◆ **Dataset rows**
• • •
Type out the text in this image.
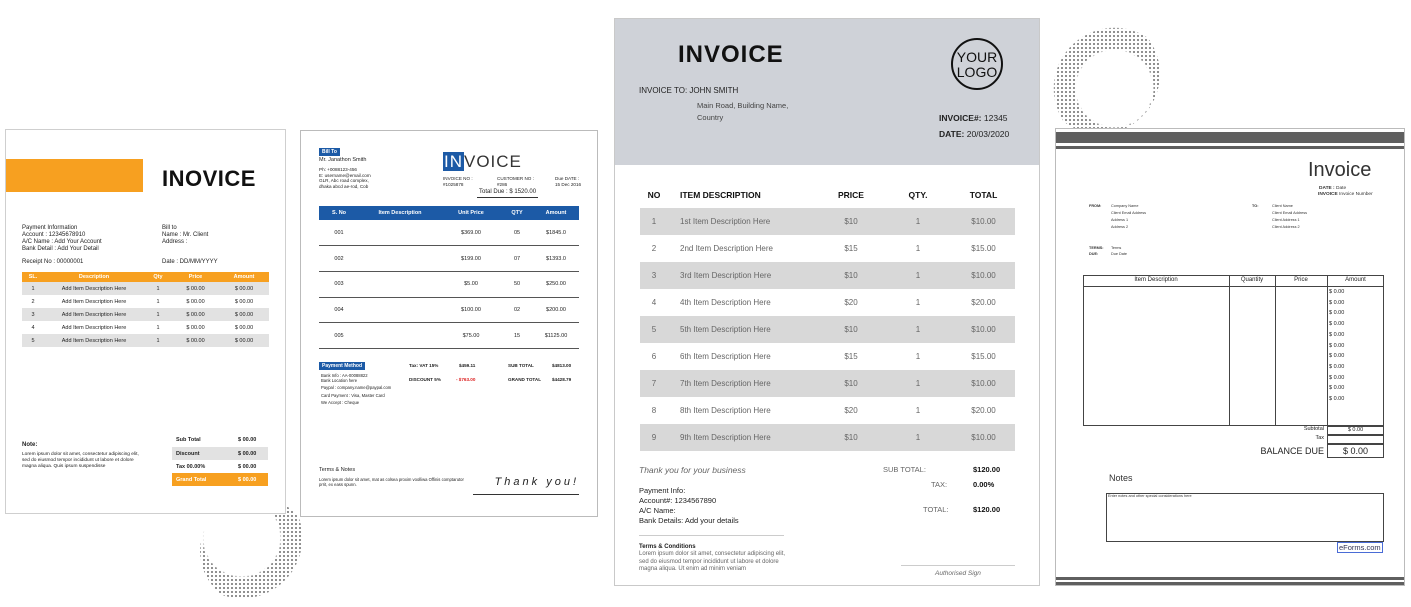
INOVICE
Payment Information
Account : 12345678910
A/C Name : Add Your Account
Bank Detail : Add Your Detail
Bill to
Name : Mr. Client
Address :
Receipt No : 00000001	Date : DD/MM/YYYY
SL.	Description	Qty	Price	Amount
1	Add Item Description Here	1	$ 00.00	$ 00.00
2	Add Item Description Here	1	$ 00.00	$ 00.00
3	Add Item Description Here	1	$ 00.00	$ 00.00
4	Add Item Description Here	1	$ 00.00	$ 00.00
5	Add Item Description Here	1	$ 00.00	$ 00.00
Note:
Lorem ipsum dolor sit amet, consectetur adipiscing elit, sed do eiusmod tempor incididunt ut labore et dolore magna aliqua. Quis ipsum suspendisse
Sub Total	$ 00.00
Discount	$ 00.00
Tax 00.00%	$ 00.00
Grand Total	$ 00.00
Bill To
Mr. Janathon Smith
Ph: +0088123-456
E: username@email.com
GLR, Abc road complex,
dhaka abcd ae-rod, Cob
INVOICE
INVOICE NO :
#1025878
CUSTOMER NO :
#286
Due DATE :
15 Dec 2016
Total Due : $ 1520.00
S. No	Item Description	Unit Price	QTY	Amount
001		$369.00	05	$1845.0
002		$199.00	07	$1393.0
003		$5.00	50	$250.00
004		$100.00	02	$200.00
005		$75.00	15	$1125.00
Payment Method
Bank Info : AA-00088822
Bank Location here
Paypal : company.name@paypal.com
Card Payment : Visa, Master Card
We Accept : Cheque
Tax: VAT 15%	$459.11
DISCOUNT 5%	- $763.00
SUB TOTAL	$4813.00
GRAND TOTAL $4428.79
Terms & Notes
Lorem ipsum dolor sit amet, mat as colsea proxim voolliwa Offinis comptarutor prrit, ex eass spunn.	Thank you!
INVOICE	YOUR
LOGO
INVOICE TO: JOHN SMITH
Main Road, Building Name,
Country	INVOICE#: 12345
DATE: 20/03/2020
NO	ITEM DESCRIPTION	PRICE	QTY.	TOTAL
1	1st Item Description Here	$10	1	$10.00
2	2nd Item Description Here	$15	1	$15.00
3	3rd Item Description Here	$10	1	$10.00
4	4th Item Description Here	$20	1	$20.00
5	5th Item Description Here	$10	1	$10.00
6	6th Item Description Here	$15	1	$15.00
7	7th Item Description Here	$10	1	$10.00
8	8th Item Description Here	$20	1	$20.00
9	9th Item Description Here	$10	1	$10.00
Thank you for your business
Payment Info:
Account#: 1234567890
A/C Name:
Bank Details: Add your details
Terms & Conditions
Lorem ipsum dolor sit amet, consectetur adipiscing elit, sed do eiusmod tempor incididunt ut labore et dolore magna aliqua. Ut enim ad minim veniam
SUB TOTAL:	$120.00
TAX:	0.00%
TOTAL:	$120.00
Authorised Sign
Invoice
DATE : Date
INVOICE Invoice Number
FROM:	Company Name
Client Email Address
Address 1
Address 2
TO:	Client Name
Client Email Address
Client Address 1
Client Address 2
TERMS:
DUE:
Terms
Due Date
Item Description	Quantity	Price	Amount
$ 0.00
$ 0.00
$ 0.00
$ 0.00
$ 0.00
$ 0.00
$ 0.00
$ 0.00
$ 0.00
$ 0.00
$ 0.00
Subtotal	$ 0.00
Tax
BALANCE DUE	$ 0.00
Notes
Enter notes and other special considerations here
eForms.com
• • •
The entries above should be reproduced exactly, without their pictures.

◆ **RESPONSE**
Type out the text in this image.
INOVICE
Payment Information
Account : 12345678910
A/C Name : Add Your Account
Bank Detail : Add Your Detail
Bill to
Name : Mr. Client
Address :
Receipt No : 00000001	Date : DD/MM/YYYY
SL.	Description	Qty	Price	Amount
1	Add Item Description Here	1	$ 00.00	$ 00.00
2	Add Item Description Here	1	$ 00.00	$ 00.00
3	Add Item Description Here	1	$ 00.00	$ 00.00
4	Add Item Description Here	1	$ 00.00	$ 00.00
5	Add Item Description Here	1	$ 00.00	$ 00.00
Note:
Lorem ipsum dolor sit amet, consectetur adipiscing elit, sed do eiusmod tempor incididunt ut labore et dolore magna aliqua. Quis ipsum suspendisse
Sub Total	$ 00.00
Discount	$ 00.00
Tax 00.00%	$ 00.00
Grand Total	$ 00.00
Bill To
Mr. Janathon Smith
Ph: +0088123-456
E: username@email.com
GLR, Abc road complex,
dhaka abcd ae-rod, Cob
INVOICE
INVOICE NO :
#1025878
CUSTOMER NO :
#286
Due DATE :
15 Dec 2016
Total Due : $ 1520.00
S. No	Item Description	Unit Price	QTY	Amount
001		$369.00	05	$1845.0
002		$199.00	07	$1393.0
003		$5.00	50	$250.00
004		$100.00	02	$200.00
005		$75.00	15	$1125.00
Payment Method
Bank Info : AA-00088822
Bank Location here
Paypal : company.name@paypal.com
Card Payment : Visa, Master Card
We Accept : Cheque
Tax: VAT 15%	$459.11
DISCOUNT 5%	- $763.00
SUB TOTAL	$4813.00
GRAND TOTAL $4428.79
Terms & Notes
Lorem ipsum dolor sit amet, mat as colsea proxim voolliwa Offinis comptarutor prrit, ex eass spunn.	Thank you!
INVOICE	YOUR
LOGO
INVOICE TO: JOHN SMITH
Main Road, Building Name,
Country	INVOICE#: 12345
DATE: 20/03/2020
NO	ITEM DESCRIPTION	PRICE	QTY.	TOTAL
1	1st Item Description Here	$10	1	$10.00
2	2nd Item Description Here	$15	1	$15.00
3	3rd Item Description Here	$10	1	$10.00
4	4th Item Description Here	$20	1	$20.00
5	5th Item Description Here	$10	1	$10.00
6	6th Item Description Here	$15	1	$15.00
7	7th Item Description Here	$10	1	$10.00
8	8th Item Description Here	$20	1	$20.00
9	9th Item Description Here	$10	1	$10.00
Thank you for your business
Payment Info:
Account#: 1234567890
A/C Name:
Bank Details: Add your details
Terms & Conditions
Lorem ipsum dolor sit amet, consectetur adipiscing elit, sed do eiusmod tempor incididunt ut labore et dolore magna aliqua. Ut enim ad minim veniam
SUB TOTAL:	$120.00
TAX:	0.00%
TOTAL:	$120.00
Authorised Sign
Invoice
DATE : Date
INVOICE Invoice Number
FROM:	Company Name
Client Email Address
Address 1
Address 2
TO:	Client Name
Client Email Address
Client Address 1
Client Address 2
TERMS:
DUE:
Terms
Due Date
Item Description	Quantity	Price	Amount
$ 0.00
$ 0.00
$ 0.00
$ 0.00
$ 0.00
$ 0.00
$ 0.00
$ 0.00
$ 0.00
$ 0.00
$ 0.00
Subtotal	$ 0.00
Tax
BALANCE DUE	$ 0.00
Notes
Enter notes and other special considerations here
eForms.com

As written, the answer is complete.